▶ **STATED EXERCISE**
Look through the data below. Collect every line where the word "these" occurs.

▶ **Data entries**
## Begin

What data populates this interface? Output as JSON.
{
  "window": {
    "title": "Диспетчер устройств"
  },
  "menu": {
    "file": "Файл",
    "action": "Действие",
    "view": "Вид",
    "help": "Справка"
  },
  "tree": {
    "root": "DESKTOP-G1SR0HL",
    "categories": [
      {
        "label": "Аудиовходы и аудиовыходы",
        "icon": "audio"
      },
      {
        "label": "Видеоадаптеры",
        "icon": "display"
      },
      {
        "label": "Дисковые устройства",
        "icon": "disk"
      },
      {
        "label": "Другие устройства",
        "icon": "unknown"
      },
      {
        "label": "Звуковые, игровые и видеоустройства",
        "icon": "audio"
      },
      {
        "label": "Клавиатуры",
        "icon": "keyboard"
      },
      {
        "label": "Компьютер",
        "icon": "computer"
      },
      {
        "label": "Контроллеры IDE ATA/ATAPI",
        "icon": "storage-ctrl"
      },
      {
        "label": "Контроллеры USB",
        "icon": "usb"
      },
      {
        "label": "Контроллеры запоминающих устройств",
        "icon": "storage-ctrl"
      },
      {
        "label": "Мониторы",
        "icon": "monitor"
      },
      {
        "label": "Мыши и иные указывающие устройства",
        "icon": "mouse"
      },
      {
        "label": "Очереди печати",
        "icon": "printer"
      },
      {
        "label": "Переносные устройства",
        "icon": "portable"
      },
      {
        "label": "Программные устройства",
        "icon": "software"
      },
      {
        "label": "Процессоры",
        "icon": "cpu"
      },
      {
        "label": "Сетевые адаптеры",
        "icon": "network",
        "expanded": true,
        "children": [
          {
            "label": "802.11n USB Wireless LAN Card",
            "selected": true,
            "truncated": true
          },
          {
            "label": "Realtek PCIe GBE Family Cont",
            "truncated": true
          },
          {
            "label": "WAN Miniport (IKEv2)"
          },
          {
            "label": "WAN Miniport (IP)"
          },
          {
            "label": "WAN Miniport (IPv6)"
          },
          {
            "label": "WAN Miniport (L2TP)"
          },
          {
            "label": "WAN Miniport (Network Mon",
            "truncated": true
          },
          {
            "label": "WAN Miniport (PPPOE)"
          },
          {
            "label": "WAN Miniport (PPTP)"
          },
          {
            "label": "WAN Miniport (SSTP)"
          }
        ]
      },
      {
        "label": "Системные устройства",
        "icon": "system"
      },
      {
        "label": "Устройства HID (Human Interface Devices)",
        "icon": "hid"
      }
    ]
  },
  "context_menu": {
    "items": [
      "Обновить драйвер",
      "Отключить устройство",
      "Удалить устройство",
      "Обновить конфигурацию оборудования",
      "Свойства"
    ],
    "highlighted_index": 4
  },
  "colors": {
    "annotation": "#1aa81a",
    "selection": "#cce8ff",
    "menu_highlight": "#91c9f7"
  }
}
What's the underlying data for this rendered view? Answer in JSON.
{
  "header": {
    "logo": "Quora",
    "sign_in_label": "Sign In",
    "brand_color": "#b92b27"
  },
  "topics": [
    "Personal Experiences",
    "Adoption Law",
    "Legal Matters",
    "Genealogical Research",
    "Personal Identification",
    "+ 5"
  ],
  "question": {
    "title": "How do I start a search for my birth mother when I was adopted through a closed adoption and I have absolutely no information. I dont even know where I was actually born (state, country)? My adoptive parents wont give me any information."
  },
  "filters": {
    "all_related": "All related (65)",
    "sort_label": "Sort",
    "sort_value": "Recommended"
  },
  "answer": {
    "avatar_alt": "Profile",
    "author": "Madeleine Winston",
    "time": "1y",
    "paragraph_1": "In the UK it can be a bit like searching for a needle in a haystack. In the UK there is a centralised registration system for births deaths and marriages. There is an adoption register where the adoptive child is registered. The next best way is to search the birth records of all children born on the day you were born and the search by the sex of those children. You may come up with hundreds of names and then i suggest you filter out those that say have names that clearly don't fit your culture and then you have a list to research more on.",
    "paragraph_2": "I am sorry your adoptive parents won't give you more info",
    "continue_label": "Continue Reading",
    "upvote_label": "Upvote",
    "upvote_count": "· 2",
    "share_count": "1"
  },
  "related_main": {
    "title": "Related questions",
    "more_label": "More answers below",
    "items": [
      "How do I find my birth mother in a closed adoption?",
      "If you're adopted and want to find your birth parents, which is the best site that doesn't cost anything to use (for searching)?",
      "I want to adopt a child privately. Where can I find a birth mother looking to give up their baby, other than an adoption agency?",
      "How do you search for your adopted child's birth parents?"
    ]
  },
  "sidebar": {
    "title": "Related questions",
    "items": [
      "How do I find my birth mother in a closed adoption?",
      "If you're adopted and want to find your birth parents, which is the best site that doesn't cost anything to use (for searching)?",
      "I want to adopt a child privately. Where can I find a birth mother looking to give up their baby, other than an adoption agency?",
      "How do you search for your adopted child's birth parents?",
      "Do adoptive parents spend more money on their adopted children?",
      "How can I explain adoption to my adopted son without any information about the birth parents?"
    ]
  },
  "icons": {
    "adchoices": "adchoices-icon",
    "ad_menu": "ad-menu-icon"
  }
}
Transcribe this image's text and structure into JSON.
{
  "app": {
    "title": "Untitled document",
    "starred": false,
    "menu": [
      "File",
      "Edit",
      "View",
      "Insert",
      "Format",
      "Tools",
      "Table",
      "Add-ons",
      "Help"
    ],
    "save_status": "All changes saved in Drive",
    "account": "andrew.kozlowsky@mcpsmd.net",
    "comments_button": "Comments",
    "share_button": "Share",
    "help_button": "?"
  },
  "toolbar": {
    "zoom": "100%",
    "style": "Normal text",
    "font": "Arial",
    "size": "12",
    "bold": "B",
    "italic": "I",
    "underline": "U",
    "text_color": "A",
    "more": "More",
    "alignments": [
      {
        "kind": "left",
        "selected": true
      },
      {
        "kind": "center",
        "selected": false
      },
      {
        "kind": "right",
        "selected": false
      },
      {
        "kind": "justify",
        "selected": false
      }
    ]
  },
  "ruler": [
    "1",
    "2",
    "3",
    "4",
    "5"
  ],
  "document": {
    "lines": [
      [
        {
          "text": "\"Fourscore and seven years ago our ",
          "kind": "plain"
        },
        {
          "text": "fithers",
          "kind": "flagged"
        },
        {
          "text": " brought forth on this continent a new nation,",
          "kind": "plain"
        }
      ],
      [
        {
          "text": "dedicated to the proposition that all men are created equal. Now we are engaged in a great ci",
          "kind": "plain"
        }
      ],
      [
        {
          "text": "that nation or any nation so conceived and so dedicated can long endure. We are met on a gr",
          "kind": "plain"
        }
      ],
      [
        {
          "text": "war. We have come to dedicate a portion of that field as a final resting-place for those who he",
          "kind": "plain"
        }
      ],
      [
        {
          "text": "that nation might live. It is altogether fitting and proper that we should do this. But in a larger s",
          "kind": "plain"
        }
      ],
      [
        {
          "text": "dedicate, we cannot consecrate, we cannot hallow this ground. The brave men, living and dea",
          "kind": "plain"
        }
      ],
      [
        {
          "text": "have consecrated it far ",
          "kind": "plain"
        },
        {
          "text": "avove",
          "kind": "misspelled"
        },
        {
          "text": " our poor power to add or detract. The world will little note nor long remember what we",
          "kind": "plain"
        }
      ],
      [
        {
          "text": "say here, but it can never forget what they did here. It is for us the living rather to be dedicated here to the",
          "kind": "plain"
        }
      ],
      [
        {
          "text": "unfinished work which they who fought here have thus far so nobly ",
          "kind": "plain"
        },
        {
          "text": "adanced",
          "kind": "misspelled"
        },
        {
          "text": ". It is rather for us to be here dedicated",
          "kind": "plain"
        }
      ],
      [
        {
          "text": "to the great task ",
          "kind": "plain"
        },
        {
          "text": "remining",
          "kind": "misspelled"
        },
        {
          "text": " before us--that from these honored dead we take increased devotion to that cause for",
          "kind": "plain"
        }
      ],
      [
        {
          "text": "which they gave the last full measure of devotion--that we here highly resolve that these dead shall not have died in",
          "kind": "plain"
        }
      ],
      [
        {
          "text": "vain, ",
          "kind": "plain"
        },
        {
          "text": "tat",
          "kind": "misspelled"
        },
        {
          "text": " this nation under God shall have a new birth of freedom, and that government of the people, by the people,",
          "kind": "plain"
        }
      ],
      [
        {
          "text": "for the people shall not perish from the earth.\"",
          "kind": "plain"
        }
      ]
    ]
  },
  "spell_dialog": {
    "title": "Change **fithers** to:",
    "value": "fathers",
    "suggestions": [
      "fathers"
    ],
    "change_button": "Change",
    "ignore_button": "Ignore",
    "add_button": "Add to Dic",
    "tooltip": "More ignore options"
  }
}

## End

▶ **THE OUTPUT**
          "text": " before us--that from these honored dead we take increased devotion to that cause for",
          "text": "which they gave the last full measure of devotion--that we here highly resolve that these dead shall not have died in",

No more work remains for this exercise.